## Okuma metni

■ ■ ■

Fotoğraf: Haluk Tarcan, 2013'te aramızdan ayrılan Osman.
Evin içi
"Sessizlikte yavaşlayacak dünya
Gürültüsü makinelerin susunca"*
Gürültüsü makinelerin susunca”*
Balkonlu ev dedim durdum senelerce, sonunda buldum. Malta eriği ağacıyla konuşan bir balkon hem de. Küçük bir avluya açılıyor. Panço da çok sevdi.
Ağaçların, duvarların tepesinde dolaşan kediler Panço’nun çağrılarına kayıtsız kalamıyor. Pencere önünde, duvar dibinde sohbetleri pek koyu.
Gel gör ki insan huzuru kemiriyor. İçimizden epeydir nadir dökülen oh be, dünya varmış’ı hem kendisine hem kendisi dışındaki canlılara fazla görüyor. Yalanım yok, epeydir dilimden düşürmüyorum oh olsun, oh olsun sana!
Hatta en son “Ahlat Ağacı”nı izlerken söyledim. Hani, çocuk babasının köpeğini satıyor da o parayla kitabını bastırıyor, sonra da kitapçıya gidip sorduğunda öğreniyor ki bir tane bile kitabı satılmamış.
Ah işte o sahnede, oh olsun sana dedim. Canıma değsin! Sen misin o köpeği... Âh’ı eksilmesin üzerinden.
Kötülük. Örgütlü, organize, sıradan... sıfat kalmadı nitelemeye, nihayetinde işte kötülük. İnsandan yayılıyor her yere. Eğitimden siyasete, hayatın her alanda sonsuz yaşam hakkı var. Arınmak mümkün değil.
İnsandaki o hücre bulunuyor, kışkırtılıyor, çoğalıyor ve harekete geçiyor. Aksi, elbette mümkün; ama ona pek yaşam alanı tanınmıyor.

■ ■ ■

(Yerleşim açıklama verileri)

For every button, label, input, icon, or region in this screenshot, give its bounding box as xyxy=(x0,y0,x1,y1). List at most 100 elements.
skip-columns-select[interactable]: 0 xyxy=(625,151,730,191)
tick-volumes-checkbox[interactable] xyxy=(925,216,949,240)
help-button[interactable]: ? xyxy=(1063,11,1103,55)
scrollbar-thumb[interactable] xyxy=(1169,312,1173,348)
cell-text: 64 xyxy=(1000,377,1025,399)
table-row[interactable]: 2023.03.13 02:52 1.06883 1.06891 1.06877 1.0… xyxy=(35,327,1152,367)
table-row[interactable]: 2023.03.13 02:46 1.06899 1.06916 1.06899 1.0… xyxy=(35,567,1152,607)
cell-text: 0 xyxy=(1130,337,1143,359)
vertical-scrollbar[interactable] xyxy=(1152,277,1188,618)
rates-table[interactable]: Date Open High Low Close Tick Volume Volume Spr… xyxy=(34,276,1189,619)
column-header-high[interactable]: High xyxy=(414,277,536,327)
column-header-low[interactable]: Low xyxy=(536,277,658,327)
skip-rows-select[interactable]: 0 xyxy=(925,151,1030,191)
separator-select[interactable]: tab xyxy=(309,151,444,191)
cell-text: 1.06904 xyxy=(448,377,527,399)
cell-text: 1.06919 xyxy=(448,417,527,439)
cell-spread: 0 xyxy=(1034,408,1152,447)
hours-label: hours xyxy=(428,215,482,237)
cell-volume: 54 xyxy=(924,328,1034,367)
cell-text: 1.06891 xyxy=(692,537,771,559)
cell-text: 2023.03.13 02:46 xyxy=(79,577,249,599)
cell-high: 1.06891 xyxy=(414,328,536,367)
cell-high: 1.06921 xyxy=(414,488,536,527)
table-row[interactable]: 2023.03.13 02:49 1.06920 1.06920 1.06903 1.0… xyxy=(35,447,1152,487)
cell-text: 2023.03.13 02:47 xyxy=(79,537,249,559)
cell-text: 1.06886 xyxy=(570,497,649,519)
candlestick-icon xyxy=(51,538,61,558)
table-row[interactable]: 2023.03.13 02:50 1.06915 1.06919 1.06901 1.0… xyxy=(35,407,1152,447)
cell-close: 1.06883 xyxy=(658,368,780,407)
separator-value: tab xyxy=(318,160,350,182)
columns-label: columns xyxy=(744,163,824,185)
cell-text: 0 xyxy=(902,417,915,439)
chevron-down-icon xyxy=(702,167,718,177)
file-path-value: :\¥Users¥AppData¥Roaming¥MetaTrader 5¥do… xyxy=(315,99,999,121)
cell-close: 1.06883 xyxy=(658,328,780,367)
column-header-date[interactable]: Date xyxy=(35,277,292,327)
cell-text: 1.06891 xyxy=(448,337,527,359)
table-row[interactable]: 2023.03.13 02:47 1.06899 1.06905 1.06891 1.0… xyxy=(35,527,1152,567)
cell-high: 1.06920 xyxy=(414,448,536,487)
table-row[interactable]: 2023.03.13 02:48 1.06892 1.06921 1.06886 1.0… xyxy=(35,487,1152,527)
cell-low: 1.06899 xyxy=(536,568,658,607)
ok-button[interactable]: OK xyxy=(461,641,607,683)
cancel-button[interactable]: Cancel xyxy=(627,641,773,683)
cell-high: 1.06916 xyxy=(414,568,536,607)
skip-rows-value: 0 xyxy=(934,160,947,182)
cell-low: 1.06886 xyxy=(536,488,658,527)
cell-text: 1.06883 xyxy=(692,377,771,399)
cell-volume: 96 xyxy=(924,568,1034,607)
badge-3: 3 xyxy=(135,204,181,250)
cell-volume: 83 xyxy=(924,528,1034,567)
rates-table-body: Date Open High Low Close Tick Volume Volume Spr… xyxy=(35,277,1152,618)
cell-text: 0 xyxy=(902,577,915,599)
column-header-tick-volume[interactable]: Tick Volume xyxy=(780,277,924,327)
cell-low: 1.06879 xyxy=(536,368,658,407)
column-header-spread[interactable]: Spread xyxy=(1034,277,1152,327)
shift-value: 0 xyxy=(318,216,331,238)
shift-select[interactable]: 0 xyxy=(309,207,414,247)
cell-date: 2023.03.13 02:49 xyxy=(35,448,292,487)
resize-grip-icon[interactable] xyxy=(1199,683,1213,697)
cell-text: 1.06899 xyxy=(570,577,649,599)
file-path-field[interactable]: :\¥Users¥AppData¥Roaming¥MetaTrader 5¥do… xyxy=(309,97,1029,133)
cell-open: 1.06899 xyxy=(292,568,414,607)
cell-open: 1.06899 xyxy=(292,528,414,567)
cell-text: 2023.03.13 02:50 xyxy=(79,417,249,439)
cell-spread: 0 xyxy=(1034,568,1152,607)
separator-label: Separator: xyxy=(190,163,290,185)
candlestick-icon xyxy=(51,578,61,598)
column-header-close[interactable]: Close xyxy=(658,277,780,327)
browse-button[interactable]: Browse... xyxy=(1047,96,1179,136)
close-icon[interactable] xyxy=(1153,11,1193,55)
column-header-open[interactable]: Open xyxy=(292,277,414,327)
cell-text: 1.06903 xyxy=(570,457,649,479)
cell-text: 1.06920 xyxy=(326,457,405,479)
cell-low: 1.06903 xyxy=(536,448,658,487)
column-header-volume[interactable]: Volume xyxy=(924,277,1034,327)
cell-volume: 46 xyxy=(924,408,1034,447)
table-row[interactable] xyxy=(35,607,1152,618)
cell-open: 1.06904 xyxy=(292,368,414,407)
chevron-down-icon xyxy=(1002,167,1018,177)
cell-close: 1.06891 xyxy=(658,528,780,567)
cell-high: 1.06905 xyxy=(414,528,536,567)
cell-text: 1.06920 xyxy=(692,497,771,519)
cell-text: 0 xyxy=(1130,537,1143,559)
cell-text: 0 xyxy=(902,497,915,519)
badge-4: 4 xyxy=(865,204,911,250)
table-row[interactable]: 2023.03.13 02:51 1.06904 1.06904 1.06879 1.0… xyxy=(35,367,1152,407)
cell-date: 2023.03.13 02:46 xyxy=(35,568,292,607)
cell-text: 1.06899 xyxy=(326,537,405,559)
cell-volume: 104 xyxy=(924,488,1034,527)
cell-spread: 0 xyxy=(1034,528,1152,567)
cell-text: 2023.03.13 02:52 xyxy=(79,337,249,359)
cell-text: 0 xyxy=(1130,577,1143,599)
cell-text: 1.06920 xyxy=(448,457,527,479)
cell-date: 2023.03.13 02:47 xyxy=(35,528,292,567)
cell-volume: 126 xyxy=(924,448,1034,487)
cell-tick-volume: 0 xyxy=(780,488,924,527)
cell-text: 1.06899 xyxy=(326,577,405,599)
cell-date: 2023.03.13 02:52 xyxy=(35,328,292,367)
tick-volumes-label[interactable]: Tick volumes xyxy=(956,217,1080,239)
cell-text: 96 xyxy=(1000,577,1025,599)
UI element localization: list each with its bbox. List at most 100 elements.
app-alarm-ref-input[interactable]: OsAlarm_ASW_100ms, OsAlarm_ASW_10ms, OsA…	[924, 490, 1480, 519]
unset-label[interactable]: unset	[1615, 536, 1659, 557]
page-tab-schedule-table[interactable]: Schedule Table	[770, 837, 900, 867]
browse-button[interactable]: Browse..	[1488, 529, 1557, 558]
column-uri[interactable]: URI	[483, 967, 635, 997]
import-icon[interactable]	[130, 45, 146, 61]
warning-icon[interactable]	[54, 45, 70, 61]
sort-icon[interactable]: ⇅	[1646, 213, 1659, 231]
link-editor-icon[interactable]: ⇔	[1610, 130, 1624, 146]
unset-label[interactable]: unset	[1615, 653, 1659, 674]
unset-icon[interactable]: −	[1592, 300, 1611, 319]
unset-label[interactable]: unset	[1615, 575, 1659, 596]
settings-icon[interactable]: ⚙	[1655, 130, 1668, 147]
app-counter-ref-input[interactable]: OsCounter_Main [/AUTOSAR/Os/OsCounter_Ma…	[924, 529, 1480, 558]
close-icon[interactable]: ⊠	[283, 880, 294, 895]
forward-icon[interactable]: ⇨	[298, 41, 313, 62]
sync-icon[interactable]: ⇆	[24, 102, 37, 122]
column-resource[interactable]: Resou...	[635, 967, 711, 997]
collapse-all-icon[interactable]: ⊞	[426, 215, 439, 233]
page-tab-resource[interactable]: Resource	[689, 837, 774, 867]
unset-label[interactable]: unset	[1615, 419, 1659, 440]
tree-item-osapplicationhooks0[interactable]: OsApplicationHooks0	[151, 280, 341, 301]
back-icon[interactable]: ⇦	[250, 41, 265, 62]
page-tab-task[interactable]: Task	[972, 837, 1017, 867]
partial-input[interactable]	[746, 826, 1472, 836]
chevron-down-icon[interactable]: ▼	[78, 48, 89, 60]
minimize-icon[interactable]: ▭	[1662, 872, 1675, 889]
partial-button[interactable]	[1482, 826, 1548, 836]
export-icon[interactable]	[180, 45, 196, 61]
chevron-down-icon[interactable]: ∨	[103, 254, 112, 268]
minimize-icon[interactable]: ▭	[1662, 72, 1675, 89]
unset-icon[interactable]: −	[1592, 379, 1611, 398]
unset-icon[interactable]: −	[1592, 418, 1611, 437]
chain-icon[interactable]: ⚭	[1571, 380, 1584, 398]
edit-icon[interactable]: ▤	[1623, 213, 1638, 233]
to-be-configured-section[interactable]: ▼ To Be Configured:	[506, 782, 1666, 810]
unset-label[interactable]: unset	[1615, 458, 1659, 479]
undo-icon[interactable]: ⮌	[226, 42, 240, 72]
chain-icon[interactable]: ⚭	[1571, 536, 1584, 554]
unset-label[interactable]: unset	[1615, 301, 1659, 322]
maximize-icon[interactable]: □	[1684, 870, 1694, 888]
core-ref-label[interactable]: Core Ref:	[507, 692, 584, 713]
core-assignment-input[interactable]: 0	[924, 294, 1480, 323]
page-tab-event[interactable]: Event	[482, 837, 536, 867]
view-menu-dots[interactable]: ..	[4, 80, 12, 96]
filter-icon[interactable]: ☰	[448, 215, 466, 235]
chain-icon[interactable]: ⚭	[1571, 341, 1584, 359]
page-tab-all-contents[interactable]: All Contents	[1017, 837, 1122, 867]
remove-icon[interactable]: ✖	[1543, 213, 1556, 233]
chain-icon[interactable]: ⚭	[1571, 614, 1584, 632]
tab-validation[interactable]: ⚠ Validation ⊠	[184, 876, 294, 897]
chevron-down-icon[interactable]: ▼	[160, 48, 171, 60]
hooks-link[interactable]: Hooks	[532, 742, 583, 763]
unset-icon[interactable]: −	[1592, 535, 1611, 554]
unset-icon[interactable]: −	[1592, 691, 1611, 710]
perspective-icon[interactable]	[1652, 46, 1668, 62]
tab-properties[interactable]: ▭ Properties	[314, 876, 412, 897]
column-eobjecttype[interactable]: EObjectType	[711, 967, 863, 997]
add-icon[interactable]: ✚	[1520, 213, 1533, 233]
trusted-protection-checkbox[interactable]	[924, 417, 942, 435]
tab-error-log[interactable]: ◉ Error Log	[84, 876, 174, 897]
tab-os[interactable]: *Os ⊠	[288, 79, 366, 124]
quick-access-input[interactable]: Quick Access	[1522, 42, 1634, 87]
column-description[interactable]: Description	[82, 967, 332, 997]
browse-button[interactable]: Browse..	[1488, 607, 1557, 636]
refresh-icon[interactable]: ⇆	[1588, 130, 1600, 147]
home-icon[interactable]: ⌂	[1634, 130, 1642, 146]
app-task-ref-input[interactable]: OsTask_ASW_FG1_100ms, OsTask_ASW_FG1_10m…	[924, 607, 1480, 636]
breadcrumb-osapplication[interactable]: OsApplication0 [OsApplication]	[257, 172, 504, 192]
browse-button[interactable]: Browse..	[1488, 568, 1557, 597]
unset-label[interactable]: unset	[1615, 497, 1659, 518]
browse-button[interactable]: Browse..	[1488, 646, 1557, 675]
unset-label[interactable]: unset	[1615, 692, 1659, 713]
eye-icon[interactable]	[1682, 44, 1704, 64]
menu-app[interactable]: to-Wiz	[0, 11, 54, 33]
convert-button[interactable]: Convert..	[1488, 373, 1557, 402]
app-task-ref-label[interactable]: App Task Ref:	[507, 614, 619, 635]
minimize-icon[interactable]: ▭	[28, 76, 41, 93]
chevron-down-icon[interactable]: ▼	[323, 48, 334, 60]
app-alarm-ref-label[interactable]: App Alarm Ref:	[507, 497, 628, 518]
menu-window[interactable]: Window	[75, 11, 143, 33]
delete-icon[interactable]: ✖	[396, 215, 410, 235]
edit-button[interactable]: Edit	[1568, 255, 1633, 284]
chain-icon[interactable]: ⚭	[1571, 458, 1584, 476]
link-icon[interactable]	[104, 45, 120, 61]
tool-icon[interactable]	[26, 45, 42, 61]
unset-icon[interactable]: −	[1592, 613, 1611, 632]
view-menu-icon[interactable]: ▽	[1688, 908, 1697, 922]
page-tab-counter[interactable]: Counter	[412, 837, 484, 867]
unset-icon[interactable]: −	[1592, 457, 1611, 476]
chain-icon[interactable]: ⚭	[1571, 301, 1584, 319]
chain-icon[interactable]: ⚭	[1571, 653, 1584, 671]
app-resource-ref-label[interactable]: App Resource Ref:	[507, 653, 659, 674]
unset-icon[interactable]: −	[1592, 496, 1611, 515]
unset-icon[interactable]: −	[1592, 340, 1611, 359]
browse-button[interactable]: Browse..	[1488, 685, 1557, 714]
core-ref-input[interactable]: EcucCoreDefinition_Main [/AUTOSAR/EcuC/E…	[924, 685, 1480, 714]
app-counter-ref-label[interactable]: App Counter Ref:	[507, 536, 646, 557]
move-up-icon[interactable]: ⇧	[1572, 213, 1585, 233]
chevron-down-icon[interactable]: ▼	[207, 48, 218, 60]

■ ■ ■

## Yapılacaklar
1) Okuma metnine göre balkon hangi ağaçla konuşuyor?
2) Okuma metnini iki cümleyle özetleyin.
3) Okuma metninde kötülüğü nitelemek için sıralanan sıfatların tamamını yazın.
Yanıtlarınızı yalnızca okuma metnine dayandırın.

## Görev yanıtları
1) Malta eriği ağacıyla.

2) Anlatıcı yıllarca aradığı, Malta eriği ağacıyla konuşan ve küçük bir avluya açılan balkonlu evi sonunda bulmuştur; Panço da burayı çok sevmiş ve ağaçlarda, duvarlarda dolaşan kedilerle pencere önünde ve duvar dibinde koyu sohbetler etmektedir. Ne var ki metne göre insan huzuru kemirmekte, kötülük insandan her yere yayılmakta ve aksi mümkün olsa da ona pek yaşam alanı tanınmamaktadır.

3) Örgütlü, organize, sıradan.